Begin

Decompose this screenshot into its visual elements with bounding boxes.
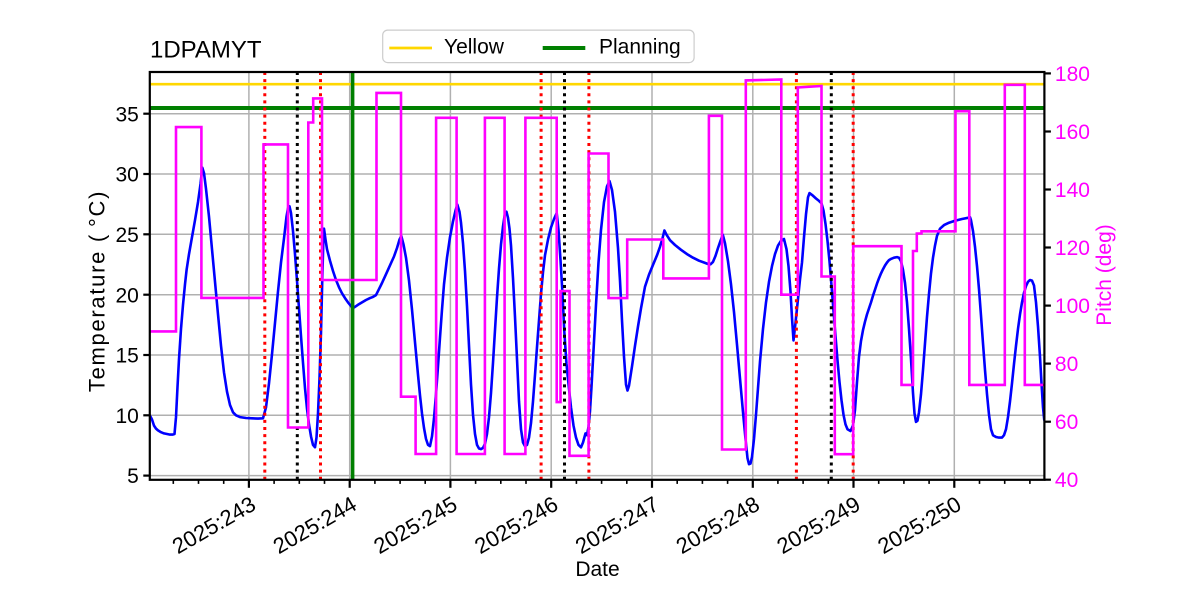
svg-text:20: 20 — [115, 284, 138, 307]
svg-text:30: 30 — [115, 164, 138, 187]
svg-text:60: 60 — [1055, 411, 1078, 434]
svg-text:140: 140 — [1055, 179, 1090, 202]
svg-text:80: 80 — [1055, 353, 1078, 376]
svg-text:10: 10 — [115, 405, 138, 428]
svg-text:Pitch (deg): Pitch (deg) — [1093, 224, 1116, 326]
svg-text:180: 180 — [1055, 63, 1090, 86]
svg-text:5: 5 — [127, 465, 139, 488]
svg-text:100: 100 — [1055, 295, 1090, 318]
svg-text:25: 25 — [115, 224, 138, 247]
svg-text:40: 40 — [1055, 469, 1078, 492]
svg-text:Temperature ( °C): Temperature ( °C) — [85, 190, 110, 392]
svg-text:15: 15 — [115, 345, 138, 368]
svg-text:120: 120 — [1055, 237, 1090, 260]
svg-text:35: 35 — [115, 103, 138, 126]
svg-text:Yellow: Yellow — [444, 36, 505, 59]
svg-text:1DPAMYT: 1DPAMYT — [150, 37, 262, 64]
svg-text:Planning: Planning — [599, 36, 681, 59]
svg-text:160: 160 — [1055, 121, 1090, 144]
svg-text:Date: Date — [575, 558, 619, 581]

End
Begin

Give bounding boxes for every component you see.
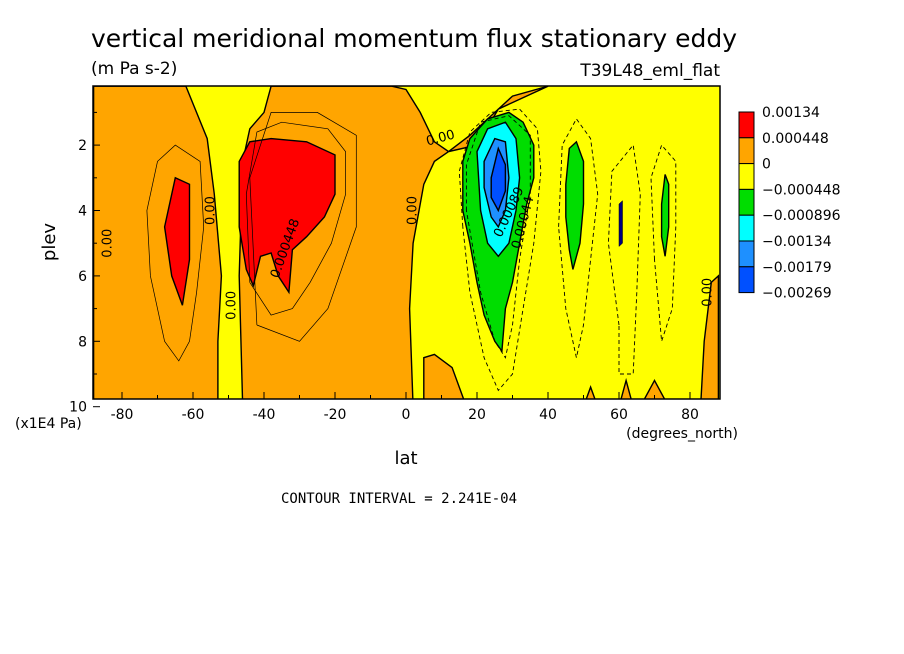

End

Copy the lines between the line holding "Decompose this screenshot" and the line holding "svg-text:25: 25 — [115, 224, 138, 247]", inclusive, leaving out the pictures.

Decompose this screenshot into its visual elements with bounding boxes.
svg-text:20: 20 — [115, 284, 138, 307]
svg-text:30: 30 — [115, 164, 138, 187]
svg-text:60: 60 — [1055, 411, 1078, 434]
svg-text:140: 140 — [1055, 179, 1090, 202]
svg-text:80: 80 — [1055, 353, 1078, 376]
svg-text:10: 10 — [115, 405, 138, 428]
svg-text:Pitch (deg): Pitch (deg) — [1093, 224, 1116, 326]
svg-text:180: 180 — [1055, 63, 1090, 86]
svg-text:5: 5 — [127, 465, 139, 488]
svg-text:100: 100 — [1055, 295, 1090, 318]
svg-text:25: 25 — [115, 224, 138, 247]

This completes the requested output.